## WHAT YOU SHOULD DO:
Give the number of lines below that contain the word "content", and nothing else.

## RECORDS SHOWN:
## Begin

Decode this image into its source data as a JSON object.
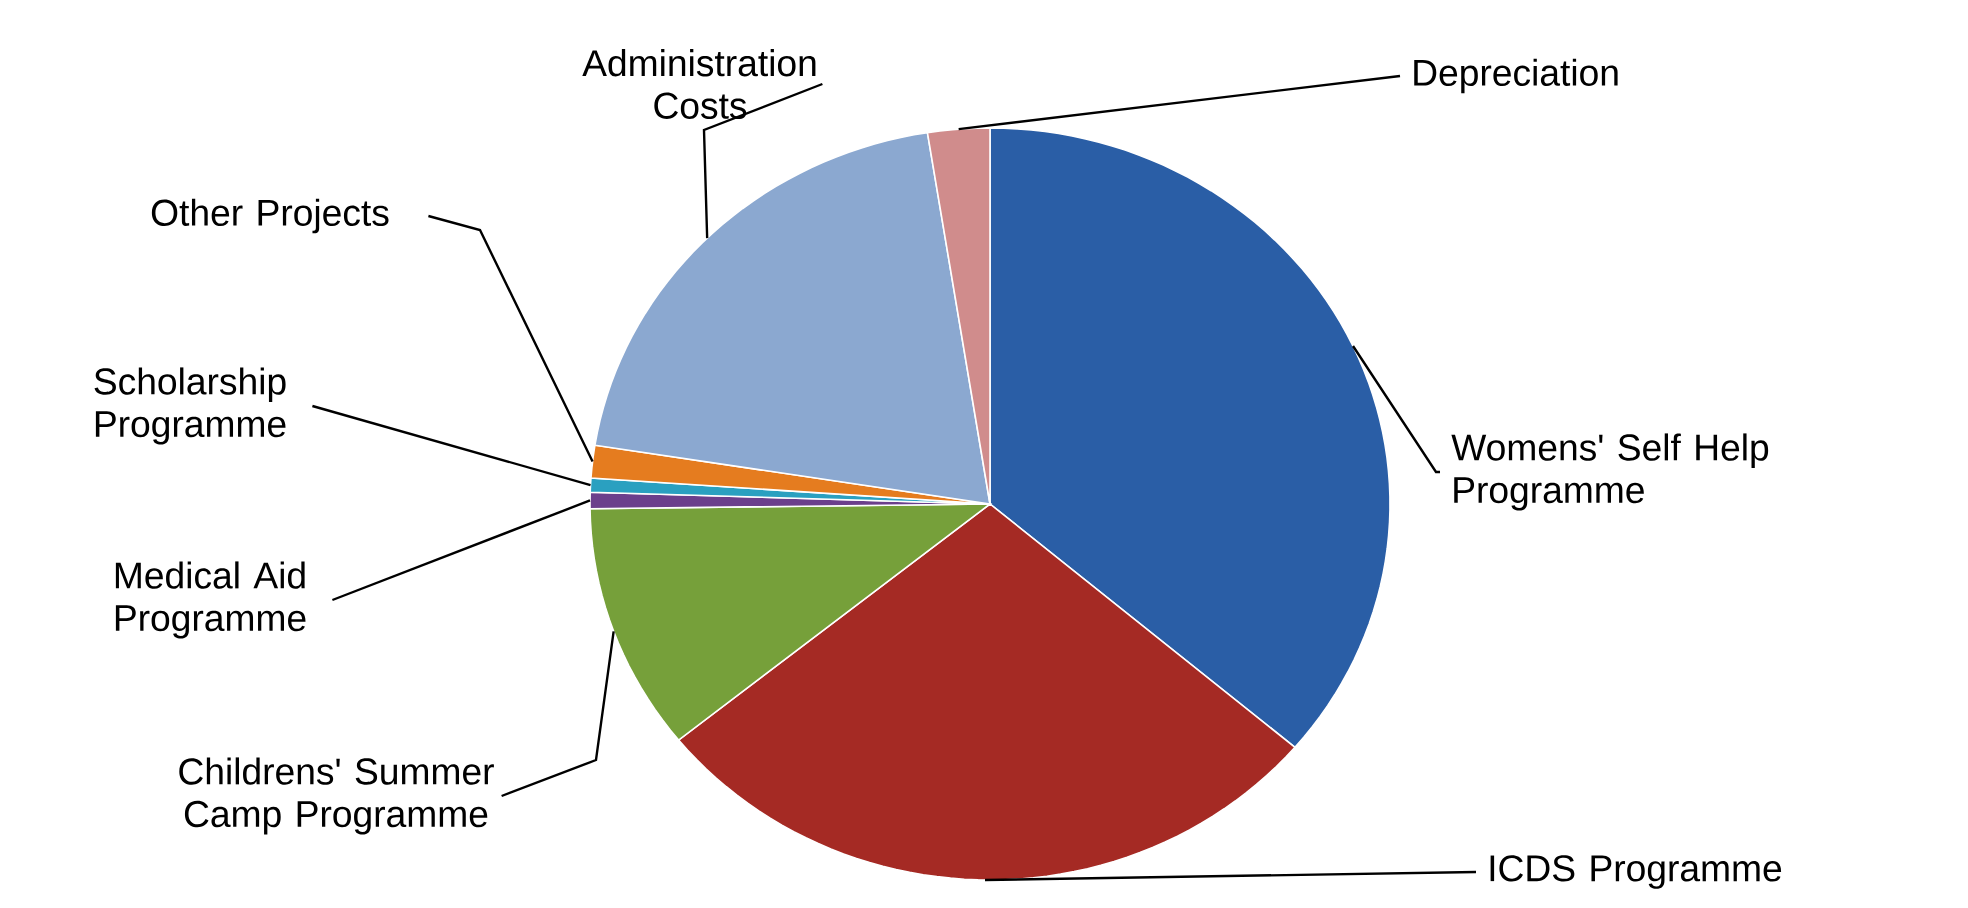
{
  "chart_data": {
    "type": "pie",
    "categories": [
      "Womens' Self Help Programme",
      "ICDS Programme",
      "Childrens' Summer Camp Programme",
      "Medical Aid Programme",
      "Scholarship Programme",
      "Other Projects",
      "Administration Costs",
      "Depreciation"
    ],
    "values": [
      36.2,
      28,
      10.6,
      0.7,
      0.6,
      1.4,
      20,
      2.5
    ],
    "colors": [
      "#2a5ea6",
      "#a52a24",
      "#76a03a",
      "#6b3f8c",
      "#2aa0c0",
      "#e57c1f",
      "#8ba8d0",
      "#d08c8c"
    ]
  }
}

## End
## Begin

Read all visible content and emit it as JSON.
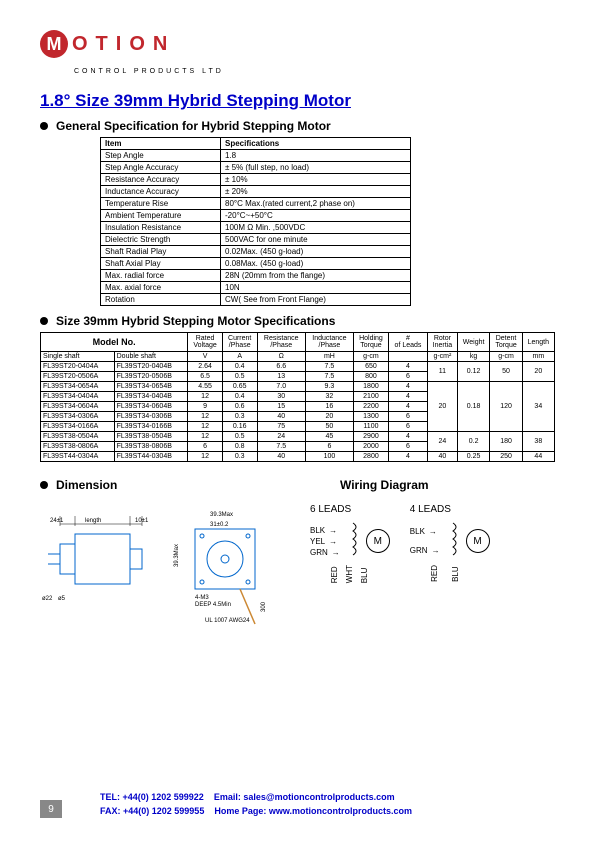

## End
## Begin

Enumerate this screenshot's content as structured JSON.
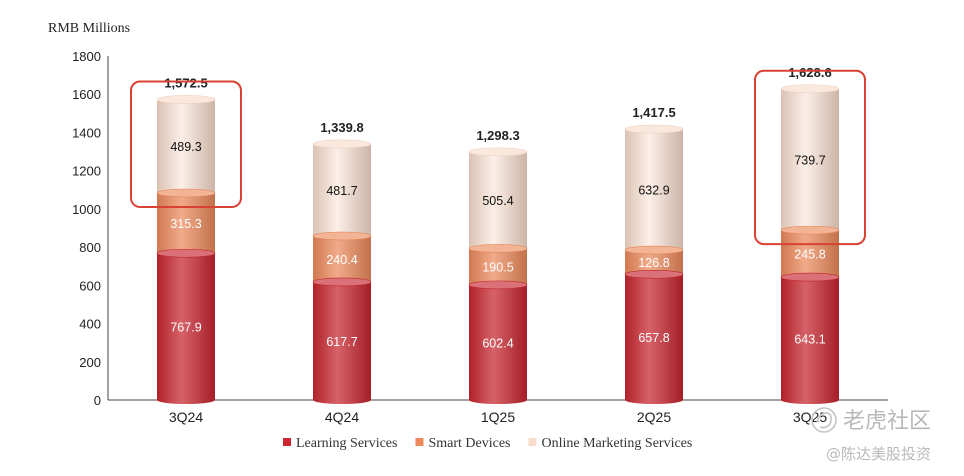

## End

## EXERCISE OUTPUT:
2